* **Dataset rows**:
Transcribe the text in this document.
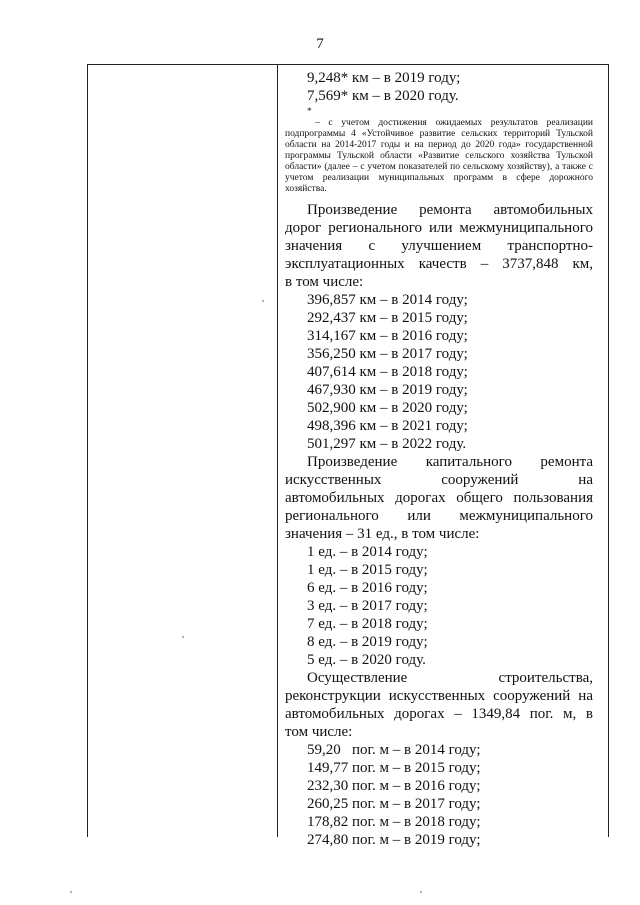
7
9,248* км – в 2019 году;
7,569* км – в 2020 году.
*
– с учетом достижения ожидаемых результатов реализации подпрограммы 4 «Устойчивое развитие сельских территорий Тульской области на 2014-2017 годы и на период до 2020 года» государственной программы Тульской области «Развитие сельского хозяйства Тульской области» (далее – с учетом показателей по сельскому хозяйству), а также с учетом реализации муниципальных программ в сфере дорожного хозяйства.
Произведение ремонта автомобильных
дорог регионального или межмуниципального
значения с улучшением транспортно-
эксплуатационных качеств – 3737,848 км,
в том числе:
396,857 км – в 2014 году;
292,437 км – в 2015 году;
314,167 км – в 2016 году;
356,250 км – в 2017 году;
407,614 км – в 2018 году;
467,930 км – в 2019 году;
502,900 км – в 2020 году;
498,396 км – в 2021 году;
501,297 км – в 2022 году.
Произведение капитального ремонта
искусственных сооружений на
автомобильных дорогах общего пользования
регионального или межмуниципального
значения – 31 ед., в том числе:
1 ед. – в 2014 году;
1 ед. – в 2015 году;
6 ед. – в 2016 году;
3 ед. – в 2017 году;
7 ед. – в 2018 году;
8 ед. – в 2019 году;
5 ед. – в 2020 году.
Осуществление строительства,
реконструкции искусственных сооружений на
автомобильных дорогах – 1349,84 пог. м, в
том числе:
59,20   пог. м – в 2014 году;
149,77 пог. м – в 2015 году;
232,30 пог. м – в 2016 году;
260,25 пог. м – в 2017 году;
178,82 пог. м – в 2018 году;
274,80 пог. м – в 2019 году;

* **Task description**: Copy each line in full and exactly, omitting any picture.

* **The response**:
Transcribe the text in this document.
7
9,248* км – в 2019 году;
7,569* км – в 2020 году.
*
– с учетом достижения ожидаемых результатов реализации подпрограммы 4 «Устойчивое развитие сельских территорий Тульской области на 2014-2017 годы и на период до 2020 года» государственной программы Тульской области «Развитие сельского хозяйства Тульской области» (далее – с учетом показателей по сельскому хозяйству), а также с учетом реализации муниципальных программ в сфере дорожного хозяйства.
Произведение ремонта автомобильных
дорог регионального или межмуниципального
значения с улучшением транспортно-
эксплуатационных качеств – 3737,848 км,
в том числе:
396,857 км – в 2014 году;
292,437 км – в 2015 году;
314,167 км – в 2016 году;
356,250 км – в 2017 году;
407,614 км – в 2018 году;
467,930 км – в 2019 году;
502,900 км – в 2020 году;
498,396 км – в 2021 году;
501,297 км – в 2022 году.
Произведение капитального ремонта
искусственных сооружений на
автомобильных дорогах общего пользования
регионального или межмуниципального
значения – 31 ед., в том числе:
1 ед. – в 2014 году;
1 ед. – в 2015 году;
6 ед. – в 2016 году;
3 ед. – в 2017 году;
7 ед. – в 2018 году;
8 ед. – в 2019 году;
5 ед. – в 2020 году.
Осуществление строительства,
реконструкции искусственных сооружений на
автомобильных дорогах – 1349,84 пог. м, в
том числе:
59,20   пог. м – в 2014 году;
149,77 пог. м – в 2015 году;
232,30 пог. м – в 2016 году;
260,25 пог. м – в 2017 году;
178,82 пог. м – в 2018 году;
274,80 пог. м – в 2019 году;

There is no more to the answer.